§ **Challenge**: Could you copy every line of the items below word for word?

Source items
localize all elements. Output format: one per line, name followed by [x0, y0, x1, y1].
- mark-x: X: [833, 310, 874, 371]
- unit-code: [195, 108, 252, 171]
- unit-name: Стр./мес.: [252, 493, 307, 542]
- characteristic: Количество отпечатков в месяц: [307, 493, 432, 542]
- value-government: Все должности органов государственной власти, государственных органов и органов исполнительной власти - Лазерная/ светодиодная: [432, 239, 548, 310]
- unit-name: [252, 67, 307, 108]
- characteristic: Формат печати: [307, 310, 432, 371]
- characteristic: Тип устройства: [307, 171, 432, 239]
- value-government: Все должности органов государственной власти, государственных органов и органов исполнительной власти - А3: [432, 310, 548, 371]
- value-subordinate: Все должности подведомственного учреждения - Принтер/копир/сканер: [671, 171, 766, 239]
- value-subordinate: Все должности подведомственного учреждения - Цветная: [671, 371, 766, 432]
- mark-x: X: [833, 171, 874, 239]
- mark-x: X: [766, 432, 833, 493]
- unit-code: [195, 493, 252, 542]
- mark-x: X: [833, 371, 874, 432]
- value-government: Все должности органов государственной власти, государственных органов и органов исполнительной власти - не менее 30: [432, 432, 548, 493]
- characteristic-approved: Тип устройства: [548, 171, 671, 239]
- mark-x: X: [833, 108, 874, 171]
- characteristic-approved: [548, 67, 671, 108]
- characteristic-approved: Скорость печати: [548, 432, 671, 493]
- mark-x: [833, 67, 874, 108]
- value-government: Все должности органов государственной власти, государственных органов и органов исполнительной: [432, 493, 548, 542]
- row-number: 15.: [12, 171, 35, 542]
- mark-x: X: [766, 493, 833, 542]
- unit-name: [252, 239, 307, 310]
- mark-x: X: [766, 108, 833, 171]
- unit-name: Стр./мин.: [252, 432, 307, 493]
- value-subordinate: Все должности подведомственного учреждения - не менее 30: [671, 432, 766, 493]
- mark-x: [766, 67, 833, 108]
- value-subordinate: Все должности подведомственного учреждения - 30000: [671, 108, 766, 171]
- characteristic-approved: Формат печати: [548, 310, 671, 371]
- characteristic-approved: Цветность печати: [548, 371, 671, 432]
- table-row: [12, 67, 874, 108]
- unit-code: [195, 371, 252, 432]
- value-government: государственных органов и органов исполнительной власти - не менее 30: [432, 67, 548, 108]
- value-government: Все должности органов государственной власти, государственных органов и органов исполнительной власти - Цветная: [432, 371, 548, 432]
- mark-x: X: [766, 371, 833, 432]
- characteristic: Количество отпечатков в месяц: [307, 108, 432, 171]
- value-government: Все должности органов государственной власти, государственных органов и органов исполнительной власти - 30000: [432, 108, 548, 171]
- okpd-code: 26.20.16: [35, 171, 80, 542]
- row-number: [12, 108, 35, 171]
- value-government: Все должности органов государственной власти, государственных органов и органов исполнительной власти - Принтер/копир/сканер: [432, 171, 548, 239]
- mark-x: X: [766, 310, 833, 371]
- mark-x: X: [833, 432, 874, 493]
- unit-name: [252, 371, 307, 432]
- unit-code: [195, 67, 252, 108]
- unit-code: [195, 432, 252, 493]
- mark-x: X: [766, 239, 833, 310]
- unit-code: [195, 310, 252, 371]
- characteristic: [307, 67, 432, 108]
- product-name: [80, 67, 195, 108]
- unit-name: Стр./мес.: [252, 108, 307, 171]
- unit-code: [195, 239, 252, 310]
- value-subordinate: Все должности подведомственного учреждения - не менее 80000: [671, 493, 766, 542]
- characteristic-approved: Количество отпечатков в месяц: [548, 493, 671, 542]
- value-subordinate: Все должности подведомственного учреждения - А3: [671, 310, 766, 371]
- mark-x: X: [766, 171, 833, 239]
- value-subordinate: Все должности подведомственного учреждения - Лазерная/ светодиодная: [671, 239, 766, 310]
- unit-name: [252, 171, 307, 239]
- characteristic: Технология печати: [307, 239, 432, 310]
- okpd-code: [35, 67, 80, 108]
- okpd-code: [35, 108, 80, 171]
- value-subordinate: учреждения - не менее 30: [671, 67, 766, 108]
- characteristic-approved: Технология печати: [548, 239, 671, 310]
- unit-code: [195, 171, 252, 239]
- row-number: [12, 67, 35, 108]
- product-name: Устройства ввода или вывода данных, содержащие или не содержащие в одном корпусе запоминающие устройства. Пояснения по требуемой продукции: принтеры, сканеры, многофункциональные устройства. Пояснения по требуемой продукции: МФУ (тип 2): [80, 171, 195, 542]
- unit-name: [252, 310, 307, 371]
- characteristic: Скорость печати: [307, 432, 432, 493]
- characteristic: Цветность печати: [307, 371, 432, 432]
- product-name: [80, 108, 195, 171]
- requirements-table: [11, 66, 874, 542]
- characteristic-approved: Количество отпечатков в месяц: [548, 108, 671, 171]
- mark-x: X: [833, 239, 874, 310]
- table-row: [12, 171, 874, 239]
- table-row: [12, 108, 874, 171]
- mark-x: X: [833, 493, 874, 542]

§ **Response**:
localize all elements. Output format: one per line, name followed by [x0, y0, x1, y1].
- mark-x: X: [833, 310, 874, 371]
- unit-code: [195, 108, 252, 171]
- unit-name: Стр./мес.: [252, 493, 307, 542]
- characteristic: Количество отпечатков в месяц: [307, 493, 432, 542]
- value-government: Все должности органов государственной власти, государственных органов и органов исполнительной власти - Лазерная/ светодиодная: [432, 239, 548, 310]
- unit-name: [252, 67, 307, 108]
- characteristic: Формат печати: [307, 310, 432, 371]
- characteristic: Тип устройства: [307, 171, 432, 239]
- value-government: Все должности органов государственной власти, государственных органов и органов исполнительной власти - А3: [432, 310, 548, 371]
- value-subordinate: Все должности подведомственного учреждения - Принтер/копир/сканер: [671, 171, 766, 239]
- value-subordinate: Все должности подведомственного учреждения - Цветная: [671, 371, 766, 432]
- mark-x: X: [833, 171, 874, 239]
- mark-x: X: [766, 432, 833, 493]
- unit-code: [195, 493, 252, 542]
- mark-x: X: [833, 371, 874, 432]
- value-government: Все должности органов государственной власти, государственных органов и органов исполнительной власти - не менее 30: [432, 432, 548, 493]
- characteristic-approved: Тип устройства: [548, 171, 671, 239]
- mark-x: X: [833, 108, 874, 171]
- characteristic-approved: [548, 67, 671, 108]
- characteristic-approved: Скорость печати: [548, 432, 671, 493]
- mark-x: [833, 67, 874, 108]
- value-government: Все должности органов государственной власти, государственных органов и органов исполнительной: [432, 493, 548, 542]
- row-number: 15.: [12, 171, 35, 542]
- mark-x: X: [766, 493, 833, 542]
- unit-name: [252, 239, 307, 310]
- mark-x: X: [766, 108, 833, 171]
- unit-name: Стр./мин.: [252, 432, 307, 493]
- value-subordinate: Все должности подведомственного учреждения - не менее 30: [671, 432, 766, 493]
- mark-x: [766, 67, 833, 108]
- value-subordinate: Все должности подведомственного учреждения - 30000: [671, 108, 766, 171]
- characteristic-approved: Формат печати: [548, 310, 671, 371]
- characteristic-approved: Цветность печати: [548, 371, 671, 432]
- table-row: [12, 67, 874, 108]
- unit-code: [195, 371, 252, 432]
- value-government: государственных органов и органов исполнительной власти - не менее 30: [432, 67, 548, 108]
- value-government: Все должности органов государственной власти, государственных органов и органов исполнительной власти - Цветная: [432, 371, 548, 432]
- mark-x: X: [766, 371, 833, 432]
- characteristic: Количество отпечатков в месяц: [307, 108, 432, 171]
- value-government: Все должности органов государственной власти, государственных органов и органов исполнительной власти - 30000: [432, 108, 548, 171]
- okpd-code: 26.20.16: [35, 171, 80, 542]
- row-number: [12, 108, 35, 171]
- value-government: Все должности органов государственной власти, государственных органов и органов исполнительной власти - Принтер/копир/сканер: [432, 171, 548, 239]
- mark-x: X: [766, 310, 833, 371]
- mark-x: X: [833, 432, 874, 493]
- unit-name: [252, 371, 307, 432]
- unit-code: [195, 67, 252, 108]
- unit-code: [195, 432, 252, 493]
- mark-x: X: [766, 239, 833, 310]
- unit-code: [195, 310, 252, 371]
- characteristic: [307, 67, 432, 108]
- product-name: [80, 67, 195, 108]
- unit-name: Стр./мес.: [252, 108, 307, 171]
- unit-code: [195, 239, 252, 310]
- value-subordinate: Все должности подведомственного учреждения - не менее 80000: [671, 493, 766, 542]
- characteristic-approved: Количество отпечатков в месяц: [548, 493, 671, 542]
- value-subordinate: Все должности подведомственного учреждения - А3: [671, 310, 766, 371]
- mark-x: X: [766, 171, 833, 239]
- value-subordinate: Все должности подведомственного учреждения - Лазерная/ светодиодная: [671, 239, 766, 310]
- unit-name: [252, 171, 307, 239]
- characteristic: Технология печати: [307, 239, 432, 310]
- okpd-code: [35, 67, 80, 108]
- okpd-code: [35, 108, 80, 171]
- value-subordinate: учреждения - не менее 30: [671, 67, 766, 108]
- characteristic-approved: Технология печати: [548, 239, 671, 310]
- unit-code: [195, 171, 252, 239]
- row-number: [12, 67, 35, 108]
- product-name: Устройства ввода или вывода данных, содержащие или не содержащие в одном корпусе запоминающие устройства. Пояснения по требуемой продукции: принтеры, сканеры, многофункциональные устройства. Пояснения по требуемой продукции: МФУ (тип 2): [80, 171, 195, 542]
- unit-name: [252, 310, 307, 371]
- characteristic: Скорость печати: [307, 432, 432, 493]
- characteristic: Цветность печати: [307, 371, 432, 432]
- product-name: [80, 108, 195, 171]
- requirements-table: [11, 66, 874, 542]
- characteristic-approved: Количество отпечатков в месяц: [548, 108, 671, 171]
- mark-x: X: [833, 239, 874, 310]
- table-row: [12, 171, 874, 239]
- table-row: [12, 108, 874, 171]
- mark-x: X: [833, 493, 874, 542]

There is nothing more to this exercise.